Entries taken from a collection:
— START —

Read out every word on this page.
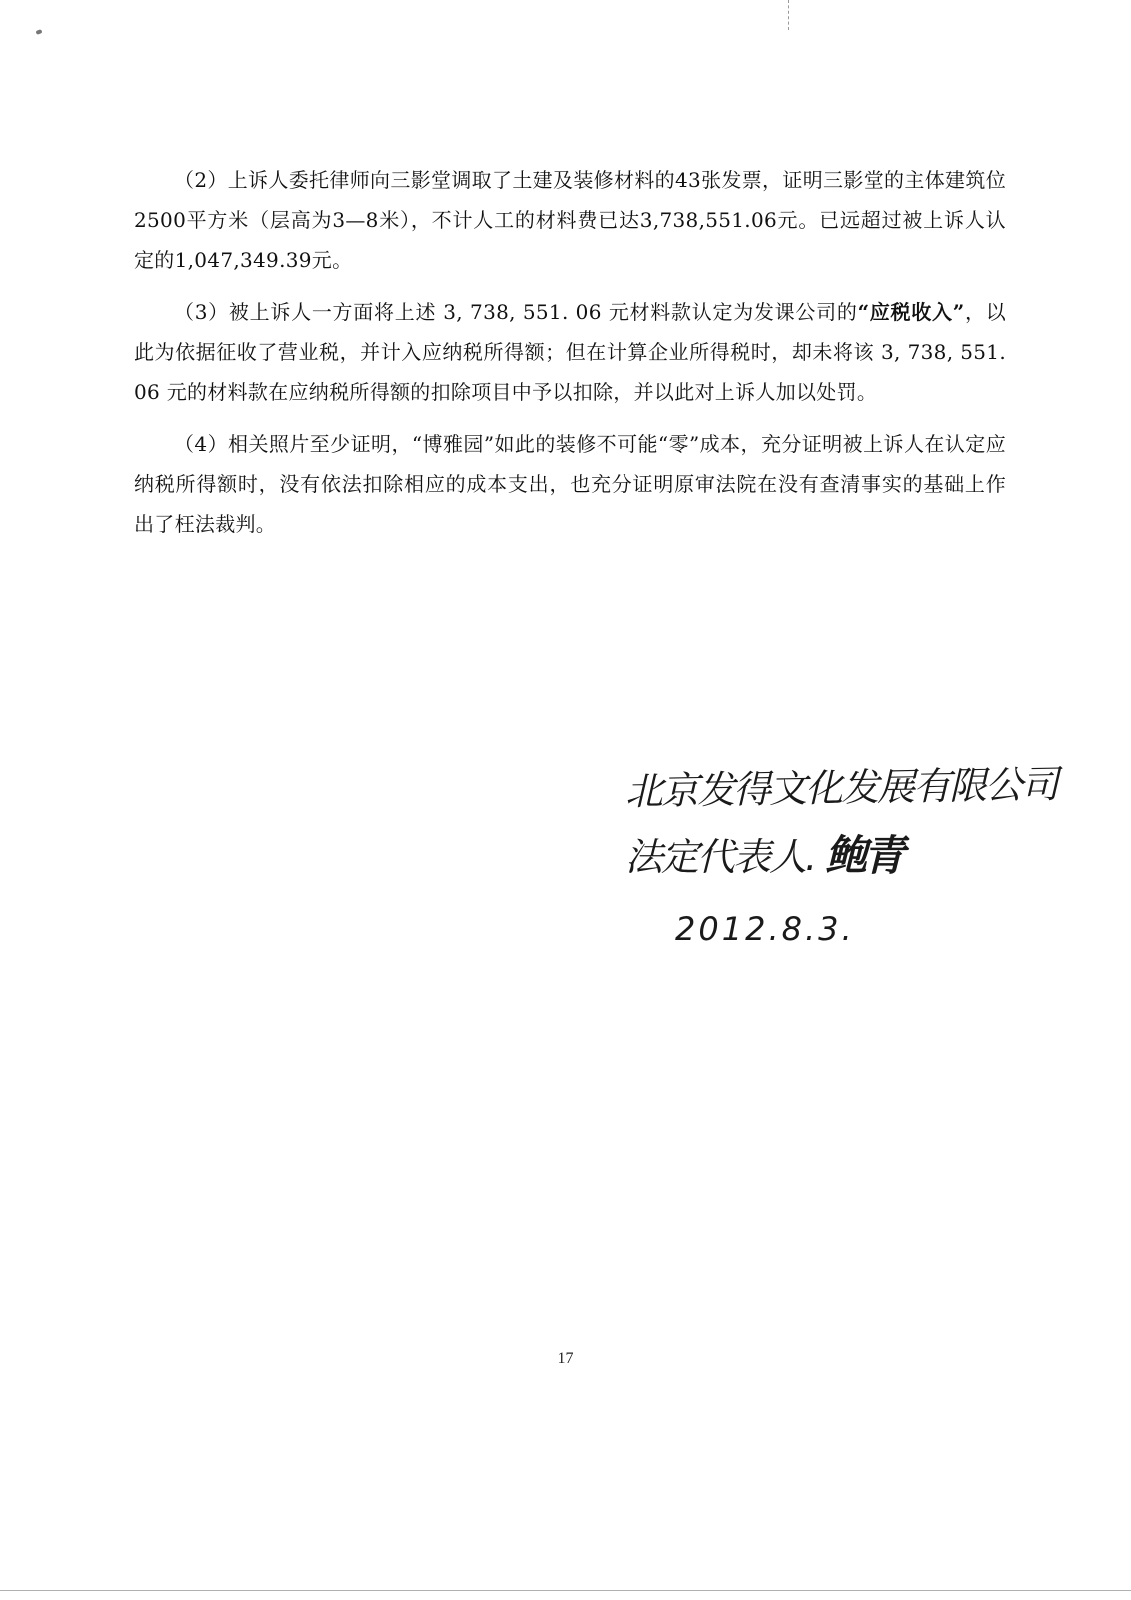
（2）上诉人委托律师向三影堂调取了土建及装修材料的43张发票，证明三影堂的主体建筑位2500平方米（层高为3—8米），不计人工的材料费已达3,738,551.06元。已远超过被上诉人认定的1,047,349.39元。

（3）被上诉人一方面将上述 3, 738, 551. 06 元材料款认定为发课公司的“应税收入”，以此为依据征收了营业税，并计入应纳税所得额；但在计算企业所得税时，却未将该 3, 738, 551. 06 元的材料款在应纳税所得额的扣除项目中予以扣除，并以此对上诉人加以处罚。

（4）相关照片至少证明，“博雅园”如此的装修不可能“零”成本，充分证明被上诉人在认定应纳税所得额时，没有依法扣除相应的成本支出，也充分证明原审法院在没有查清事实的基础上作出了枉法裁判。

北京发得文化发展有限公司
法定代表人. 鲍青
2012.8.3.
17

— END —
— START —

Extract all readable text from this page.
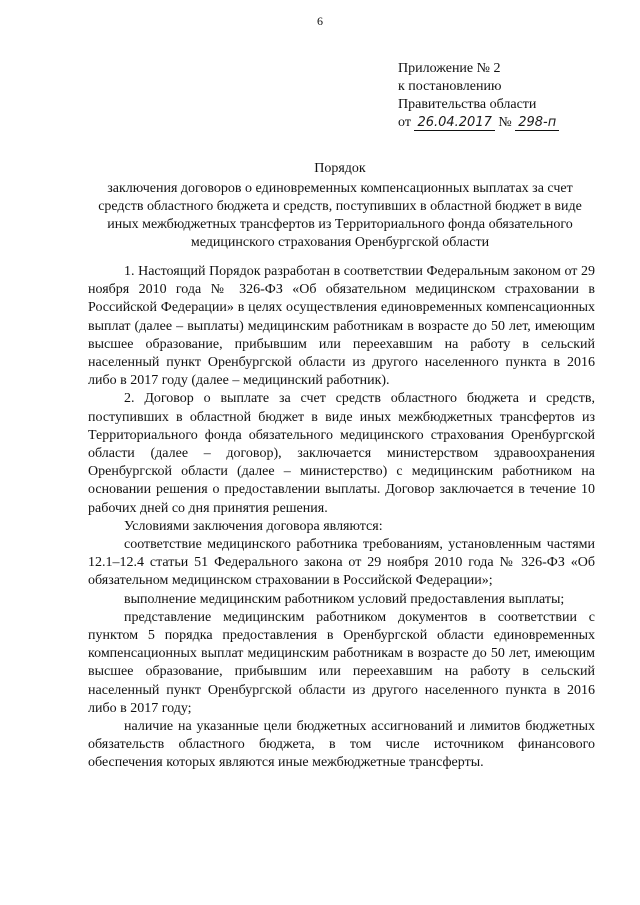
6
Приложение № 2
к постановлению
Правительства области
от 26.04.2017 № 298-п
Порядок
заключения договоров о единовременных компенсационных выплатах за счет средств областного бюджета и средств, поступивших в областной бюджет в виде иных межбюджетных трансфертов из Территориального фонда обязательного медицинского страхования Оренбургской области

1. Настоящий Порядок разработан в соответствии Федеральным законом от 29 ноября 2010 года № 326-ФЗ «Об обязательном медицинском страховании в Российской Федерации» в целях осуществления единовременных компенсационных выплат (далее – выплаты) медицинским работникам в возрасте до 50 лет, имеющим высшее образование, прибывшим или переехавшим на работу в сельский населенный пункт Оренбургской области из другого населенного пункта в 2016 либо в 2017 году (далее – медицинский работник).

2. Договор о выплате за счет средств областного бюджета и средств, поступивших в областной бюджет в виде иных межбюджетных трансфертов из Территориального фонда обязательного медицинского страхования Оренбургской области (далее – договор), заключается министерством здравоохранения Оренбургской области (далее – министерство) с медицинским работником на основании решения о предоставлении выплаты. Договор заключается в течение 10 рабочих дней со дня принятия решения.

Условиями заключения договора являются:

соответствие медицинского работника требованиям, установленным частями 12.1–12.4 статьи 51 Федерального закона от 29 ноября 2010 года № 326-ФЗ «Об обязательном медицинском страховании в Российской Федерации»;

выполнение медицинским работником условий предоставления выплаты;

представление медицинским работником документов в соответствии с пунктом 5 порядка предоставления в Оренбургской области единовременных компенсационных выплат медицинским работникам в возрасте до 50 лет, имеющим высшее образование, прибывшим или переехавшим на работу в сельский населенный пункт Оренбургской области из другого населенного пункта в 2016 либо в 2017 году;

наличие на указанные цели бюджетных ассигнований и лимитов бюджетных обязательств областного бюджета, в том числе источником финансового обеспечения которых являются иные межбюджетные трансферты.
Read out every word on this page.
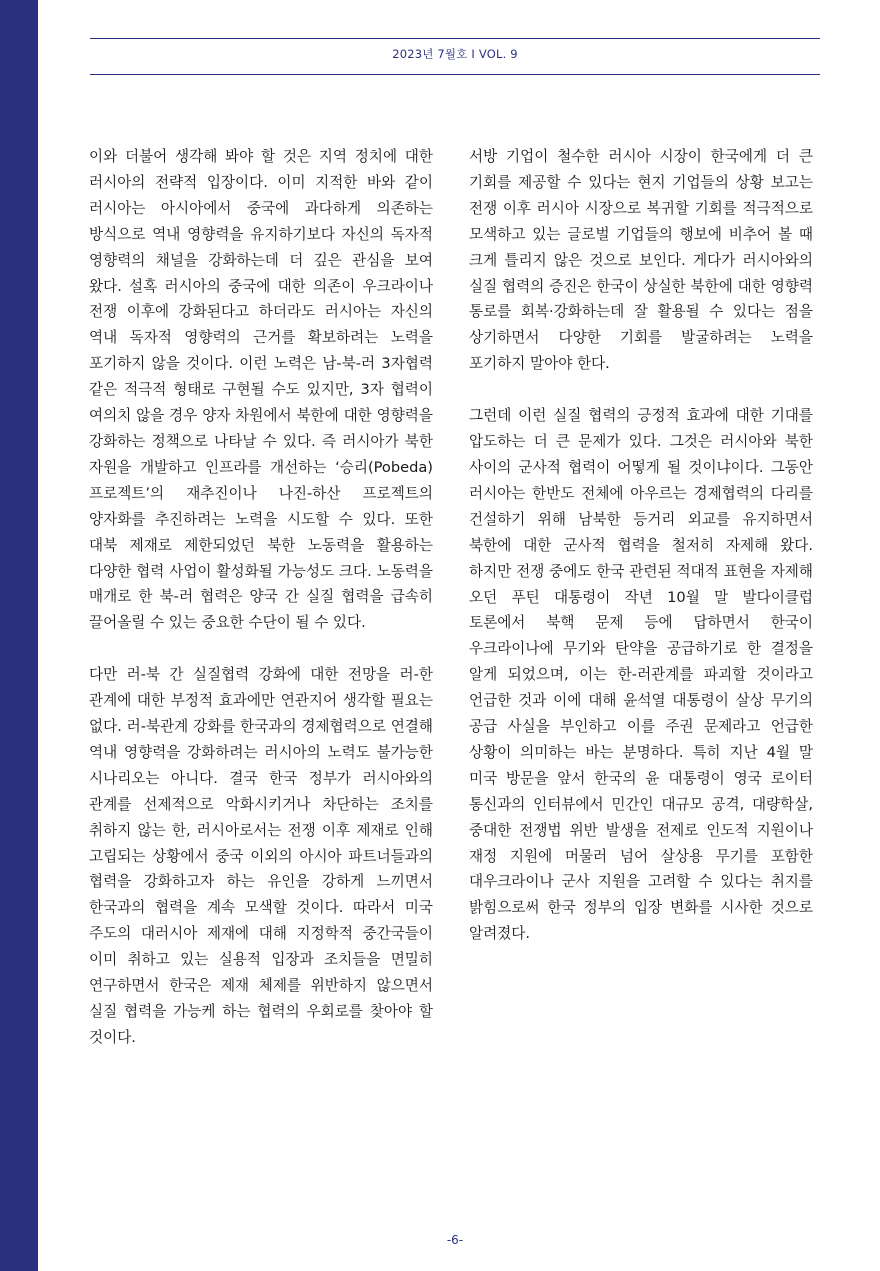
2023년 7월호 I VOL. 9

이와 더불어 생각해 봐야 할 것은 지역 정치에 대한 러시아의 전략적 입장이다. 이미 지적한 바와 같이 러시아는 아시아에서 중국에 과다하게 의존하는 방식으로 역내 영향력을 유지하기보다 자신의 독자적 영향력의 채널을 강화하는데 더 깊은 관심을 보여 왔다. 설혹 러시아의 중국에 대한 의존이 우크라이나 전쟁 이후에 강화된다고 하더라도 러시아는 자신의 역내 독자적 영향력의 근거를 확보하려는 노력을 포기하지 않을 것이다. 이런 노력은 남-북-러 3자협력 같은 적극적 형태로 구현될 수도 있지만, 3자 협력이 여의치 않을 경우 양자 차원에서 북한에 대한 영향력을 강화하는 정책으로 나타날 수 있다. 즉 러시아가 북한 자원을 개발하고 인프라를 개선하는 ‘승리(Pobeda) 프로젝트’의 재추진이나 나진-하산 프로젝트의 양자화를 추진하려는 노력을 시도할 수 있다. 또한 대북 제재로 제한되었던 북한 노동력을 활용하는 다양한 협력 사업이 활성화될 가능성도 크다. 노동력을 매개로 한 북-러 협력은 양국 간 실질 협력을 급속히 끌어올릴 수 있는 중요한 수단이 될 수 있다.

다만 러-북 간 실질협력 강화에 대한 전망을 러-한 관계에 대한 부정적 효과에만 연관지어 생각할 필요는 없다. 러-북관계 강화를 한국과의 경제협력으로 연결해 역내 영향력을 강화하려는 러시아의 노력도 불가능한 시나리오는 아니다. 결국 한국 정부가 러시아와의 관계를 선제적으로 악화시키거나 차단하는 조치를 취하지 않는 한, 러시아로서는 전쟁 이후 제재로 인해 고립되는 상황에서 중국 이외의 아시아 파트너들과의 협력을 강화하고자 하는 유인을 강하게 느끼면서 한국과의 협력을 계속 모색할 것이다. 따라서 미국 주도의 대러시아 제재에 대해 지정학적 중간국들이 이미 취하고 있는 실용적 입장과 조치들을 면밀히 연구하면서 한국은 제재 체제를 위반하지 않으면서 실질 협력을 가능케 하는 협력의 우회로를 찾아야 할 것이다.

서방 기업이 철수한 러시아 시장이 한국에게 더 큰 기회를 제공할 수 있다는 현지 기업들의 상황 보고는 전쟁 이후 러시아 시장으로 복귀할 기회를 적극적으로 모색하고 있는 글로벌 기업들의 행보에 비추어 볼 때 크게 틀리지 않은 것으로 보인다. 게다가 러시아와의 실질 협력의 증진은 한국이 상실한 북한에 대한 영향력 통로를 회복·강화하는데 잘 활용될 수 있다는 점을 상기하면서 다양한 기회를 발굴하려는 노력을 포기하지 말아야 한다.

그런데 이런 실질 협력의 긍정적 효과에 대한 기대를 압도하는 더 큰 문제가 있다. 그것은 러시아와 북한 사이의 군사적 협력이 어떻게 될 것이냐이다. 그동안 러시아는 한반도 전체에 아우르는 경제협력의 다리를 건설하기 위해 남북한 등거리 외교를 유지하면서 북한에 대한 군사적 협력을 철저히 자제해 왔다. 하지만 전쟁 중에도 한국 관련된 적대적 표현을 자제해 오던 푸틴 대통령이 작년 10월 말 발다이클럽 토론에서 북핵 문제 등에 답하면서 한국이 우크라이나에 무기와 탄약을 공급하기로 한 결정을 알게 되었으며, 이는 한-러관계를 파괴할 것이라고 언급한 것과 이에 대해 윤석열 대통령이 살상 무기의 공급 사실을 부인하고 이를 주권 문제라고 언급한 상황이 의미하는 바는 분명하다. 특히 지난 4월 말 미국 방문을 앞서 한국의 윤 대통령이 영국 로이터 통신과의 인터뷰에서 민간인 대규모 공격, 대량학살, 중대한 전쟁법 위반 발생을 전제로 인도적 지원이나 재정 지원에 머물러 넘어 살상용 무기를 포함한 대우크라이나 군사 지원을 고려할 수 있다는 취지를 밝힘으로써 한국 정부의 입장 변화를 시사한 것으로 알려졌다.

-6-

— END —
— START —

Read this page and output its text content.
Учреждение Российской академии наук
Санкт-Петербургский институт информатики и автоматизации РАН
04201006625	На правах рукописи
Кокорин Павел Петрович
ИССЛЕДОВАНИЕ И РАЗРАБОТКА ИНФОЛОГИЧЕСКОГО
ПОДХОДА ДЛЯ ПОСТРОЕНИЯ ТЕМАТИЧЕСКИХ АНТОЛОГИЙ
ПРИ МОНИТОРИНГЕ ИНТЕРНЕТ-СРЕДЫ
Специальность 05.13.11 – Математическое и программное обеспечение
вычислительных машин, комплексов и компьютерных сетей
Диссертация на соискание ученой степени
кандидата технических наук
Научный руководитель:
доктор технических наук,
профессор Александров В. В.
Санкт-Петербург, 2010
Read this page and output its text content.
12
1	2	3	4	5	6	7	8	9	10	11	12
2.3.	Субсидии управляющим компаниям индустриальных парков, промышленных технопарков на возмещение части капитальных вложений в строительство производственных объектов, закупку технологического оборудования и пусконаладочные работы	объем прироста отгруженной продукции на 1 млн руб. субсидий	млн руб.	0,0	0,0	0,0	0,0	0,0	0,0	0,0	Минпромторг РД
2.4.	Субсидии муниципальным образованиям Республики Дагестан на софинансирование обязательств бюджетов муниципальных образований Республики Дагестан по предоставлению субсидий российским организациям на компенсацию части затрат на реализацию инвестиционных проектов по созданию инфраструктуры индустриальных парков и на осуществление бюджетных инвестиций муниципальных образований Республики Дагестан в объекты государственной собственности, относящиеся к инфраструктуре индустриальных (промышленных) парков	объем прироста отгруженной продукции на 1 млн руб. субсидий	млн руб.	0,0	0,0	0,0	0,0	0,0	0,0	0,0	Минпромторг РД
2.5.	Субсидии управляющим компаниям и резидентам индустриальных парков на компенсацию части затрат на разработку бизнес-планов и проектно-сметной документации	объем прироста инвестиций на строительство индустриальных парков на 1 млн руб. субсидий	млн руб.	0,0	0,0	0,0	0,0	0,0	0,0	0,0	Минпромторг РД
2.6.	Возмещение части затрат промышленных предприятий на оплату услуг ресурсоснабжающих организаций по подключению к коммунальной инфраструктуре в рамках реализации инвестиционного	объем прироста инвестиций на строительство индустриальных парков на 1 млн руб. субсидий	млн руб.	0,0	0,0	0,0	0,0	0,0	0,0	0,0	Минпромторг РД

— END —

Count the lines in the records above that contain the word "Санкт", and give only that number.

2